Text block.
·····

Thursday, September 17, 2009

Religious activists, left and right

There's been a new poll about religious activists on both sides of the partisan divide. (The full report, from which I took the graph, is here (PDF).)

Some findings:
In terms of religious affiliation, conservative activists are almost exclusively Christian, whereas progressive activists are more diverse. Among conservative activists, 54% identify as evangelical Protestant, 35% as Roman Catholic, and 9% with Mainline Protestantism. Among progressive activists, 44% identify as Mainline Protestants; 17% as Roman Catholics; 10% as evangelical Protestants; 12% as interfaith, mixed faith, or Unitarian; 6% Jewish; and 8% who have no formal religious affiliation or identify as formerly affiliated.

In terms of beliefs, conservative and progressive religious activists have strikingly different beliefs about scripture. Nearly half of conservatives (48%) view scripture as the literal word of God, a view held by only 3% of progressives.

·····

Challenges.
**a)** In the post about religious activists, what percentage of conservative activists identify as evangelical Protestant?
**b)** From the post about religious activists, set down the passage starting with "Religious activists, left" and going on through "as formerly affiliated.", word for word.

·····

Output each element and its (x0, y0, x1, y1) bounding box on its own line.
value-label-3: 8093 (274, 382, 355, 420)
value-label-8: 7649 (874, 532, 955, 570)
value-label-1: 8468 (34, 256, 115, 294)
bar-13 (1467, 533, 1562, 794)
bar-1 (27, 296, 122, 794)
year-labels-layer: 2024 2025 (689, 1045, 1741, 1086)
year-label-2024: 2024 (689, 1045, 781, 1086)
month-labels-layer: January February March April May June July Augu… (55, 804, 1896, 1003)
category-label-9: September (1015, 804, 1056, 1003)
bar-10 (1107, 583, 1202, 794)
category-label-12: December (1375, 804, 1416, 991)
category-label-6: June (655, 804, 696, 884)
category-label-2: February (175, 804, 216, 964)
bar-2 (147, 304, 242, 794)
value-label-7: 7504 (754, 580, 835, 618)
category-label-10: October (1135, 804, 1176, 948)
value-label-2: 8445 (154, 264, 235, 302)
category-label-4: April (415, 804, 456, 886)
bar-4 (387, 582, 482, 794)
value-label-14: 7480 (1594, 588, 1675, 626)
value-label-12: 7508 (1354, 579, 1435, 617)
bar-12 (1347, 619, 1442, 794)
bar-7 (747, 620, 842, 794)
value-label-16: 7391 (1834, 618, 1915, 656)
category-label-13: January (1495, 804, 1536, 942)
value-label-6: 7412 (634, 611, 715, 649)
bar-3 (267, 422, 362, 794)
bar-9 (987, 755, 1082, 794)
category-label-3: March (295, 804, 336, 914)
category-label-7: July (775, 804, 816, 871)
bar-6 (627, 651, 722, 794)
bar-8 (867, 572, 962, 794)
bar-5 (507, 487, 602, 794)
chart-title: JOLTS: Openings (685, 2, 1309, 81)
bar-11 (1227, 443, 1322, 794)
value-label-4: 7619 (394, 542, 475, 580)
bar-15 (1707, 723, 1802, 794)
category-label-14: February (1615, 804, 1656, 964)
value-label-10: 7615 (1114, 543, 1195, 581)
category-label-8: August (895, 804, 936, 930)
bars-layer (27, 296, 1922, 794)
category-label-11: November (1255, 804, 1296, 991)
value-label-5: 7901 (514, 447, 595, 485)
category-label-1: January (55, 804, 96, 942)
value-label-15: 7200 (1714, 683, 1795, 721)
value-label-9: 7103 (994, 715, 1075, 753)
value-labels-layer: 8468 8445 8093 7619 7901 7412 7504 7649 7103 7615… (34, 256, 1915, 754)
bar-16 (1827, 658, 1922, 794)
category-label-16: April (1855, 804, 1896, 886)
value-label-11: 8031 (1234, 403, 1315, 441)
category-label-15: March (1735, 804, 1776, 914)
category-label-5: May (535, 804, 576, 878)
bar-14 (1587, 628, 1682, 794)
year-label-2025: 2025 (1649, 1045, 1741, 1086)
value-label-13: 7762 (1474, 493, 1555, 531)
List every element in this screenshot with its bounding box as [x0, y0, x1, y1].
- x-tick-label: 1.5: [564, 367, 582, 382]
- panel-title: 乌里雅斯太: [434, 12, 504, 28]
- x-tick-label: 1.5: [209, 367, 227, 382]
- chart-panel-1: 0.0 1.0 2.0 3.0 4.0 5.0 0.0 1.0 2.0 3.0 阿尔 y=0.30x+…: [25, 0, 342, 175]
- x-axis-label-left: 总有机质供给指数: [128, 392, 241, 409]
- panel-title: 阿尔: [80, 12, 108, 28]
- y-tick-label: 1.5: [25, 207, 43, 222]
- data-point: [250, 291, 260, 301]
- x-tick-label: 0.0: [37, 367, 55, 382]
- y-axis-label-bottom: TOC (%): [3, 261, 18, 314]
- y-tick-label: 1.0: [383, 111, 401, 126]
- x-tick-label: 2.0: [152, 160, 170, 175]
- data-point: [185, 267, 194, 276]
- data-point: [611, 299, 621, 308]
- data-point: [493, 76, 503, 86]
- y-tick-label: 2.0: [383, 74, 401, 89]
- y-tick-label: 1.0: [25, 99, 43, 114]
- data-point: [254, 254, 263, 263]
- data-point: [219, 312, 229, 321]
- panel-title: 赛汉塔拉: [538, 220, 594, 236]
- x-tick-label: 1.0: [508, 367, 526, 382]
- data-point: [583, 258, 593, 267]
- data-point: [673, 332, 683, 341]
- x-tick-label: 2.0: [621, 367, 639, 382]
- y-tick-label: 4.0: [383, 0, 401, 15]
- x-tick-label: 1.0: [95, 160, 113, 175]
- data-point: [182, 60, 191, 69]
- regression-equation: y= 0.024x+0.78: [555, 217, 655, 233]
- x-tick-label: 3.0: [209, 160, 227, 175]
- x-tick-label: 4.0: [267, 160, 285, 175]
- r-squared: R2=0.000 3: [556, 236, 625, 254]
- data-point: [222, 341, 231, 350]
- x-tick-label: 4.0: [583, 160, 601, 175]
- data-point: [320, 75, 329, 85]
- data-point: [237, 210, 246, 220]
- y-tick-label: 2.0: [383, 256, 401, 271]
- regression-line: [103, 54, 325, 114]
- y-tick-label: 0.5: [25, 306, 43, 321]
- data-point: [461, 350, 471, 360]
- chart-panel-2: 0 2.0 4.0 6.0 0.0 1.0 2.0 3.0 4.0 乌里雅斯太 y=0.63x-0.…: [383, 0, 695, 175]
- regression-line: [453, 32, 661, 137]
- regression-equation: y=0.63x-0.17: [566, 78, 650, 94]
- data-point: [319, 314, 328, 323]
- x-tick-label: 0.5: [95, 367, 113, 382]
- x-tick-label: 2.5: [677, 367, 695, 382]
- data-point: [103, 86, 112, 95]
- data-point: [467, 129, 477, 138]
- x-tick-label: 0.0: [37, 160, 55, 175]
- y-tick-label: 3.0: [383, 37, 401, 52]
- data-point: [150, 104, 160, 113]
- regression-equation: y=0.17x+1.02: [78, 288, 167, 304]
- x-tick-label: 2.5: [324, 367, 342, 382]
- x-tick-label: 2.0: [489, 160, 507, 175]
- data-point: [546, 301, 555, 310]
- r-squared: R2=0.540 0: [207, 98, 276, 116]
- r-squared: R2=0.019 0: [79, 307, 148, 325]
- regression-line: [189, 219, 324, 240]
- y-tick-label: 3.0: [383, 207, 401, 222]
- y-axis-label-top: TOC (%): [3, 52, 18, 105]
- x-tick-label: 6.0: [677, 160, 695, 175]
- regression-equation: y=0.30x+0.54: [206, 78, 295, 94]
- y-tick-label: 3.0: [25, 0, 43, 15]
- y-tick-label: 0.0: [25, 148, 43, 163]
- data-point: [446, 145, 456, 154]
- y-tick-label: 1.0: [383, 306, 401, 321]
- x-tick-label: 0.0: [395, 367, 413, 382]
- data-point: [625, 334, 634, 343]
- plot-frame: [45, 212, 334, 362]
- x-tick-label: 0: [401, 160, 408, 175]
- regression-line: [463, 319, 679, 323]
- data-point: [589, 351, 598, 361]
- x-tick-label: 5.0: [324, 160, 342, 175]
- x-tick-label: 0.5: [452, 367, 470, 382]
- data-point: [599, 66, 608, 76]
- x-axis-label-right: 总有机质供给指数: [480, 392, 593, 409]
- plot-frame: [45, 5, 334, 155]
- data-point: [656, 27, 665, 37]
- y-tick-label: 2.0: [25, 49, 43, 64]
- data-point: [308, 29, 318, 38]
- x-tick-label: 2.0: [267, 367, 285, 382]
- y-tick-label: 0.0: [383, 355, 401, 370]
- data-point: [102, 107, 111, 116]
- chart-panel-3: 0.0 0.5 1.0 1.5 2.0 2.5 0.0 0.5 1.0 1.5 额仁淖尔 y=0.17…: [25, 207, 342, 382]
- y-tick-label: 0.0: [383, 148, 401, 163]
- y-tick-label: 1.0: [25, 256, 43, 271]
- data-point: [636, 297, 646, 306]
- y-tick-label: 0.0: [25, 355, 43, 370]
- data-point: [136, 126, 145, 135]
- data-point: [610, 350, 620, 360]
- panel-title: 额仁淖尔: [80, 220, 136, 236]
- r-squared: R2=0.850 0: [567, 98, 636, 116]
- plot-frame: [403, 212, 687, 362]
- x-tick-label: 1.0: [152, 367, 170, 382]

·····

Task responses.
**a)** 54%

**b)**
Religious activists, left and right

There's been a new poll about religious activists on both sides of the partisan divide. (The full report, from which I took the graph, is here (PDF).)

Some findings:
In terms of religious affiliation, conservative activists are almost exclusively Christian, whereas progressive activists are more diverse. Among conservative activists, 54% identify as evangelical Protestant, 35% as Roman Catholic, and 9% with Mainline Protestantism. Among progressive activists, 44% identify as Mainline Protestants; 17% as Roman Catholics; 10% as evangelical Protestants; 12% as interfaith, mixed faith, or Unitarian; 6% Jewish; and 8% who have no formal religious affiliation or identify as formerly affiliated.